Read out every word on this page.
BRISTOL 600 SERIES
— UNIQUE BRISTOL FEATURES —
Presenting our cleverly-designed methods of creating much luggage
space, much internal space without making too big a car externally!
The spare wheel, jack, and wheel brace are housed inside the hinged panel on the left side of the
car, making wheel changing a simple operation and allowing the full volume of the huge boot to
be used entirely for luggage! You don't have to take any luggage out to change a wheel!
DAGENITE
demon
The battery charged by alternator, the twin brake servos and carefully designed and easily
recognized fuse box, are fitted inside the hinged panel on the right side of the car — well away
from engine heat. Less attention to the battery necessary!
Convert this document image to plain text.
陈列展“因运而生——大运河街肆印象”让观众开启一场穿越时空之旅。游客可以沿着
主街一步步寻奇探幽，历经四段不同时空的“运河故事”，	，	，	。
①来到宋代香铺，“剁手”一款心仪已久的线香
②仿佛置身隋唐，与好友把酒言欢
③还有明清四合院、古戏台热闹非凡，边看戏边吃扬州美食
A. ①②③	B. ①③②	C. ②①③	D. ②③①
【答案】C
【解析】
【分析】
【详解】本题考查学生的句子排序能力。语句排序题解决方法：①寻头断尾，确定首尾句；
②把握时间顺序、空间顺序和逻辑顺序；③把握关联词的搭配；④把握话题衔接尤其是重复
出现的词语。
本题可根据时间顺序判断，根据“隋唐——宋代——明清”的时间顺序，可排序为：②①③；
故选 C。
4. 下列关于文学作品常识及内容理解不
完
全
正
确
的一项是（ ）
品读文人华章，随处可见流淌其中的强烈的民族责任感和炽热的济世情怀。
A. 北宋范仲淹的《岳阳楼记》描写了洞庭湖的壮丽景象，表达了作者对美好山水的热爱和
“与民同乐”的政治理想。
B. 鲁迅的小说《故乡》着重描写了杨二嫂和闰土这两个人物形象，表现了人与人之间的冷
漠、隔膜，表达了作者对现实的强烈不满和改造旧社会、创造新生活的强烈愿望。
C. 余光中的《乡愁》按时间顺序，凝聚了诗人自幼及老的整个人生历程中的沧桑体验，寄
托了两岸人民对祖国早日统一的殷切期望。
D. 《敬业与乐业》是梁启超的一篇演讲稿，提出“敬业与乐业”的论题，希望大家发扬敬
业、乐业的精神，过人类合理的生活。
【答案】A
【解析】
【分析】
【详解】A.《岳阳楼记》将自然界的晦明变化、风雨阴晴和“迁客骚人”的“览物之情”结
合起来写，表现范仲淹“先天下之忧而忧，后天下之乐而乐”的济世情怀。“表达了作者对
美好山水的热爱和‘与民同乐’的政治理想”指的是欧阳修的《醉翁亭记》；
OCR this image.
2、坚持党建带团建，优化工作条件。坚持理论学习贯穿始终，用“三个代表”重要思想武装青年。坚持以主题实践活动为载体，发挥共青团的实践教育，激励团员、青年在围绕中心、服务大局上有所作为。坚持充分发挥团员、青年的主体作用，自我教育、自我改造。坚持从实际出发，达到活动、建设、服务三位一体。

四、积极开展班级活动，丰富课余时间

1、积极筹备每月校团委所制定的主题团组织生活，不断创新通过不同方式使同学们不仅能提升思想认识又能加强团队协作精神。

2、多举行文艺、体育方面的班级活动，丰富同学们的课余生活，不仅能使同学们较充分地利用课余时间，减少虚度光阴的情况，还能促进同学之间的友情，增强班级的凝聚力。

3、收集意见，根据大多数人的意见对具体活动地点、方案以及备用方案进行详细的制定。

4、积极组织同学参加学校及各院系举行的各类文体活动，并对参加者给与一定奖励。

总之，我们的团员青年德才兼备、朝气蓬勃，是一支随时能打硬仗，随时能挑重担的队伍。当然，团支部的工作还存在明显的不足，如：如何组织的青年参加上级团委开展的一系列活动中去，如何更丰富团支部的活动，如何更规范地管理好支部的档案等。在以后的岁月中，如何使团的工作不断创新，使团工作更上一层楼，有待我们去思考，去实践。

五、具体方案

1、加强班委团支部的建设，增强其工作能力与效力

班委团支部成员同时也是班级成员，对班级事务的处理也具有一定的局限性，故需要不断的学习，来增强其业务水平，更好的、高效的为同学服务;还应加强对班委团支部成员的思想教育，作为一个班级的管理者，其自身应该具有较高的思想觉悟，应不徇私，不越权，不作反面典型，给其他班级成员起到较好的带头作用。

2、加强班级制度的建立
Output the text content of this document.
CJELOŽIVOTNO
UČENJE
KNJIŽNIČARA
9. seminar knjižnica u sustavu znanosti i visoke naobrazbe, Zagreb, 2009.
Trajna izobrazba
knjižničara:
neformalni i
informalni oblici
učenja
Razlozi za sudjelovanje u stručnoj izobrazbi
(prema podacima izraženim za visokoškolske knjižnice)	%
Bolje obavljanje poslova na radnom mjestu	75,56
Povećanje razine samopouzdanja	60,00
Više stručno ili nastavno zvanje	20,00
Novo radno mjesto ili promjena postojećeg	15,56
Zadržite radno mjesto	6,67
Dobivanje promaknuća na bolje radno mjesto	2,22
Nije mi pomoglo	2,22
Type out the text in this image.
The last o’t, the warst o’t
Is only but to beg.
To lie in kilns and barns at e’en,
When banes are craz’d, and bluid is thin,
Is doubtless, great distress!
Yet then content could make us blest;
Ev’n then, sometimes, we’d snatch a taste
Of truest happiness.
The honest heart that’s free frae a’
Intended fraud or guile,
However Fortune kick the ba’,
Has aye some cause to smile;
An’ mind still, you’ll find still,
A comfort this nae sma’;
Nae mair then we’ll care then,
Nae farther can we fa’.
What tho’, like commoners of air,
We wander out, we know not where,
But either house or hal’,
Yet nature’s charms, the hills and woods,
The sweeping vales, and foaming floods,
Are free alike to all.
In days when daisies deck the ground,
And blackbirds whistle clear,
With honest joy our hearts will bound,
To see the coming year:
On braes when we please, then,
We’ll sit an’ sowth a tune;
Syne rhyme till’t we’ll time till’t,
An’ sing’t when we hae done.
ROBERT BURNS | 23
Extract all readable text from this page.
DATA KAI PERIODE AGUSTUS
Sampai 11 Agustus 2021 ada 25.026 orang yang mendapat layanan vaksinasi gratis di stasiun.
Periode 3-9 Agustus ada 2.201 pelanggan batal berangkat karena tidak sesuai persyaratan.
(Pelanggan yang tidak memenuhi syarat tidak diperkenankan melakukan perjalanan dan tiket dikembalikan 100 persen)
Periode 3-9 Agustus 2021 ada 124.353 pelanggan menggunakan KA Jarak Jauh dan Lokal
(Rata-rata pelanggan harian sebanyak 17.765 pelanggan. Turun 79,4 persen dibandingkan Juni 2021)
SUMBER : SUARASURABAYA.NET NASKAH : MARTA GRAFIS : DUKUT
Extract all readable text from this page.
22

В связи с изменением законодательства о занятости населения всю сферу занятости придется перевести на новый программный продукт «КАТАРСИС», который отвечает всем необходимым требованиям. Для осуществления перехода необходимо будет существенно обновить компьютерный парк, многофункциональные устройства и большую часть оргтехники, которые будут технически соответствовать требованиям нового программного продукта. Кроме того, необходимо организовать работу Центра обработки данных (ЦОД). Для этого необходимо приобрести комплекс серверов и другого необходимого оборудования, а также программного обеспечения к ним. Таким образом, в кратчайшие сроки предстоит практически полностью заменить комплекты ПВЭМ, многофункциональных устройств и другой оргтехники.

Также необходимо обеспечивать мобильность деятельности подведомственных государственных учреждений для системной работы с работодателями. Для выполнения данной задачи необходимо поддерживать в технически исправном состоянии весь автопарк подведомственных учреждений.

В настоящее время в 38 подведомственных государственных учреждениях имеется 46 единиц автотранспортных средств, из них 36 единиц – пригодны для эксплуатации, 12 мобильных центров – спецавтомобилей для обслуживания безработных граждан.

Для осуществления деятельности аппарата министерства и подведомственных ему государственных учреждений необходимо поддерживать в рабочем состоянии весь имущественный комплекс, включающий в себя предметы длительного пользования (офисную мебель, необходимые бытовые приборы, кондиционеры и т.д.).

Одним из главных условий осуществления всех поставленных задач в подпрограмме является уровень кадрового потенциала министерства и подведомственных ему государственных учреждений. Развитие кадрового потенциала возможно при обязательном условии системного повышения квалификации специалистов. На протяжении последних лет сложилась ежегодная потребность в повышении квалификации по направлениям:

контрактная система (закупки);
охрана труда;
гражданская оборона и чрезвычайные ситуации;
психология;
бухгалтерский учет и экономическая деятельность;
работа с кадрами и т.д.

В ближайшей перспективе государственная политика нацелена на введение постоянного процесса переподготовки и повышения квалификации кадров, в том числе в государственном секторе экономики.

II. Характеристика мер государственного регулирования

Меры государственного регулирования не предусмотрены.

******************************

▶ **What needs to be done**
List all lines where "panel" occurs.

▶ **Correct output**
The spare wheel, jack, and wheel brace are housed inside the hinged panel on the left side of the
recognized fuse box, are fitted inside the hinged panel on the right side of the car — well away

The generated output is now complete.